**Requirements**
Your task is to gather the lines below that hold the string "JSON".

**Supplied entries**
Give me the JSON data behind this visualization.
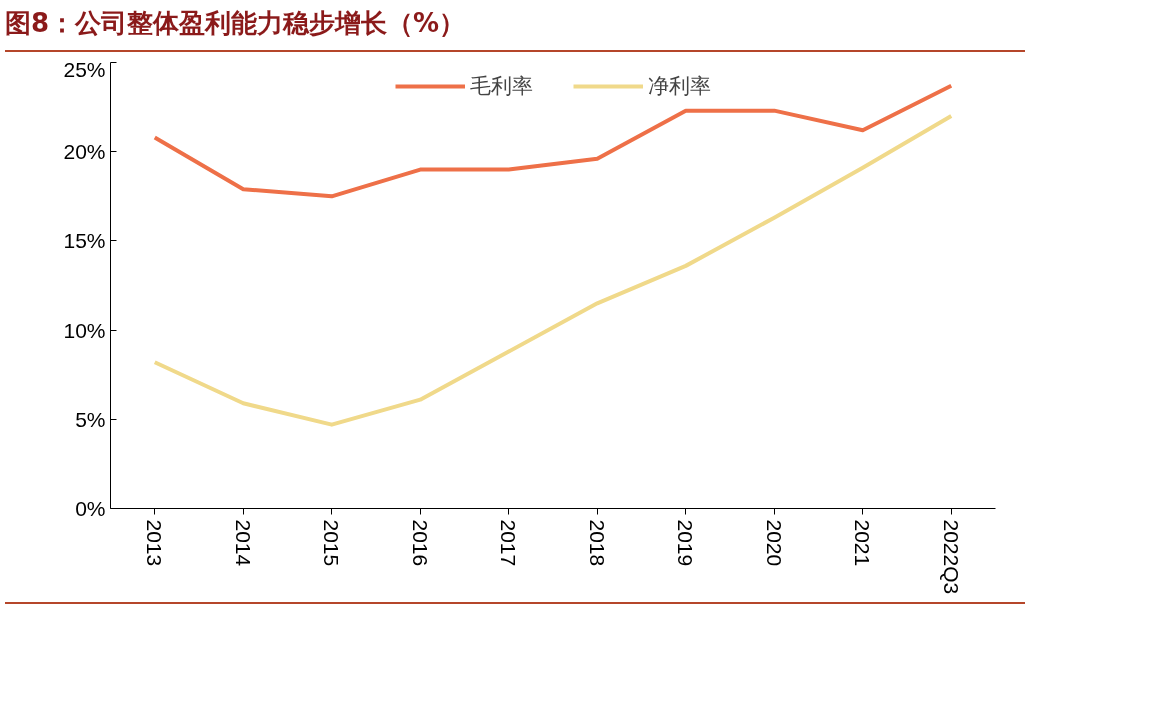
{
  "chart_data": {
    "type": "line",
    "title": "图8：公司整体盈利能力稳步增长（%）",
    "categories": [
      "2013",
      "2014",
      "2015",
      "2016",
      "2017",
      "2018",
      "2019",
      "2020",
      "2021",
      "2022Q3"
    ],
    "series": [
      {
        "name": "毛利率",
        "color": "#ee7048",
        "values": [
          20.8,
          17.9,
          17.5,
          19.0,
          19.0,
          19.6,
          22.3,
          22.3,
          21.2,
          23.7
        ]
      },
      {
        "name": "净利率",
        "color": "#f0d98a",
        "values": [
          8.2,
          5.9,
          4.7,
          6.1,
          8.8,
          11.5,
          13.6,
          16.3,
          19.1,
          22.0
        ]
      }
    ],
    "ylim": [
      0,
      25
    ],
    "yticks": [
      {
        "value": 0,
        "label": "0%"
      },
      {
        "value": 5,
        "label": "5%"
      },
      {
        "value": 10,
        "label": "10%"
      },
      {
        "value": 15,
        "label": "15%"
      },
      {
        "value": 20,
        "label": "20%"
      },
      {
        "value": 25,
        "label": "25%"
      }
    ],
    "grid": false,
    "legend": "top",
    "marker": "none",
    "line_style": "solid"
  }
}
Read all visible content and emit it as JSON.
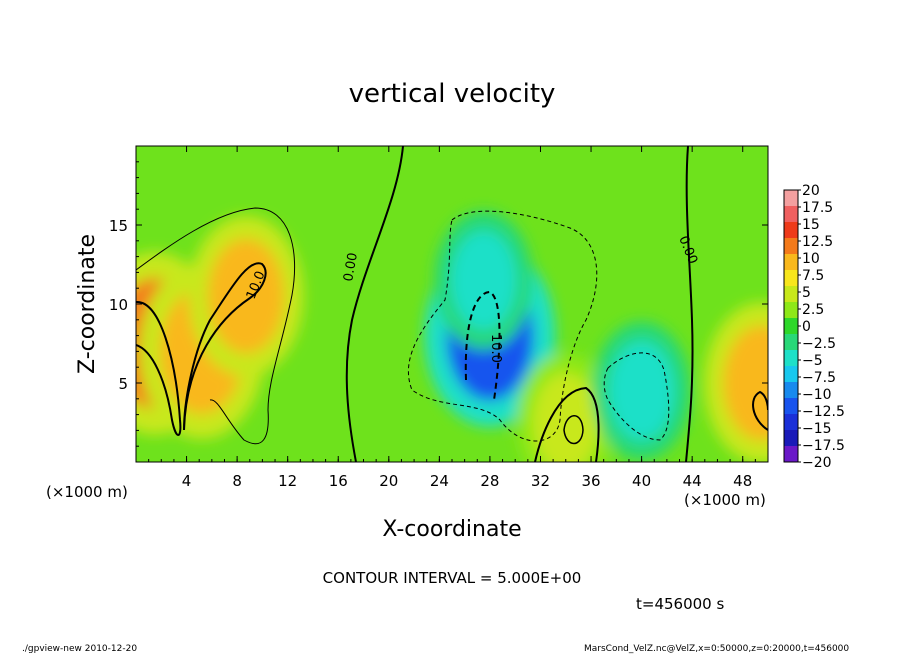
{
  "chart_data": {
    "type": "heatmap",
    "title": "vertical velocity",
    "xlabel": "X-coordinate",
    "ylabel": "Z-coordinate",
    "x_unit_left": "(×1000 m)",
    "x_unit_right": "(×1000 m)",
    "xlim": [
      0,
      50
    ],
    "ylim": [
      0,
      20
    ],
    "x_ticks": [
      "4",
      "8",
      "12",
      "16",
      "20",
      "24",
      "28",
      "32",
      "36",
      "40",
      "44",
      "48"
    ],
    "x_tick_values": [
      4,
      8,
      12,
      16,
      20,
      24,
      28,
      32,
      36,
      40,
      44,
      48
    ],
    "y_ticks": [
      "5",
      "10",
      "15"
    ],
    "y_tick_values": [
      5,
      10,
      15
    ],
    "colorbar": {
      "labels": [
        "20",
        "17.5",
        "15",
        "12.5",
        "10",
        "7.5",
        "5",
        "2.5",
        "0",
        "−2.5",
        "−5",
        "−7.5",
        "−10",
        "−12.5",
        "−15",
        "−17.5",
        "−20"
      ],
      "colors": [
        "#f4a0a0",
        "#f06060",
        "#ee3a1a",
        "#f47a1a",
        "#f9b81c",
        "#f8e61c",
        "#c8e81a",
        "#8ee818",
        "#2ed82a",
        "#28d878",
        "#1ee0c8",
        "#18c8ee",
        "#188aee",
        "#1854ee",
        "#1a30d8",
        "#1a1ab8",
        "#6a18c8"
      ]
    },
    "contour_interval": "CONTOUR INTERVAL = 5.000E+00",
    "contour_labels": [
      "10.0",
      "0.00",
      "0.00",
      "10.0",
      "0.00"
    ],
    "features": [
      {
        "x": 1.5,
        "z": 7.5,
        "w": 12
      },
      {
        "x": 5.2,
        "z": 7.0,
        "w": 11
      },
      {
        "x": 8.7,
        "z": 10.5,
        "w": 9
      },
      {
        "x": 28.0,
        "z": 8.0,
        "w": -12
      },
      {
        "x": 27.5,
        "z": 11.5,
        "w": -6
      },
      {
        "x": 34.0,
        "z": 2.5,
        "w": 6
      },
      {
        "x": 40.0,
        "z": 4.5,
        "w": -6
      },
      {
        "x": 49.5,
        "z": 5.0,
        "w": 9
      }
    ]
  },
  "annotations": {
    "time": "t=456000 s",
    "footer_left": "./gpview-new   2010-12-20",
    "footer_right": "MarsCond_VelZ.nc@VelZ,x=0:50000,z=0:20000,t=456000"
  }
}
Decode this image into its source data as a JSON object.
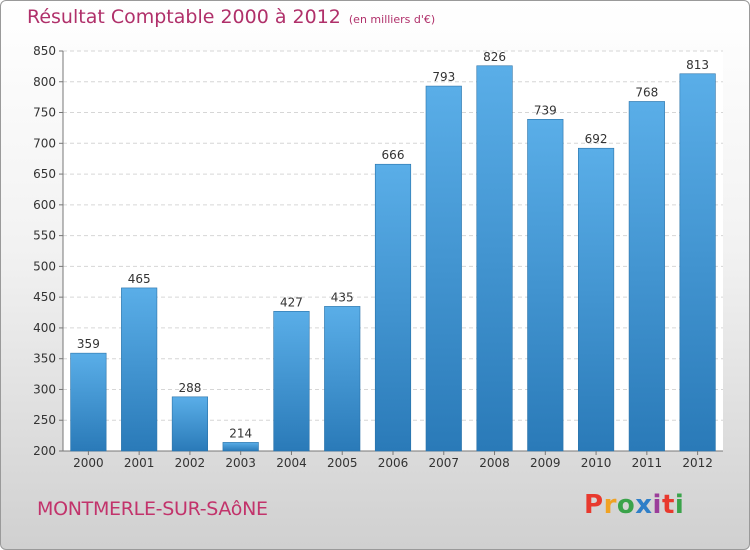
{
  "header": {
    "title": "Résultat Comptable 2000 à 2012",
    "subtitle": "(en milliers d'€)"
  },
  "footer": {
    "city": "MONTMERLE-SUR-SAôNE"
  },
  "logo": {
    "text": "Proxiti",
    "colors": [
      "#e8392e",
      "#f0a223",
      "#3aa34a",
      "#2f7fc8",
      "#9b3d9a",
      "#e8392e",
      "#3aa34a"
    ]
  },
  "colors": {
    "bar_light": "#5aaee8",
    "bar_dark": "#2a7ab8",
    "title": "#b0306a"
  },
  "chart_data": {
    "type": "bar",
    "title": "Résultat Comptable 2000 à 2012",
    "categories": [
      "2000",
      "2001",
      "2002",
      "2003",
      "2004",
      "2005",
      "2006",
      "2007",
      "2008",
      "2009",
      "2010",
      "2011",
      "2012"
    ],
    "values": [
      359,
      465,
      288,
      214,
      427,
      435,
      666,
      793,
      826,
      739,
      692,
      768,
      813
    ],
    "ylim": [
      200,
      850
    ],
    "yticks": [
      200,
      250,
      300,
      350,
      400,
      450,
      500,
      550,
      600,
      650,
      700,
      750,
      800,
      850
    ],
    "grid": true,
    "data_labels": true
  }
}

**Finished answer**
Give me the JSON data behind this visualization.
Read all visible content and emit it as JSON.
Decode this image into its source data as a JSON object.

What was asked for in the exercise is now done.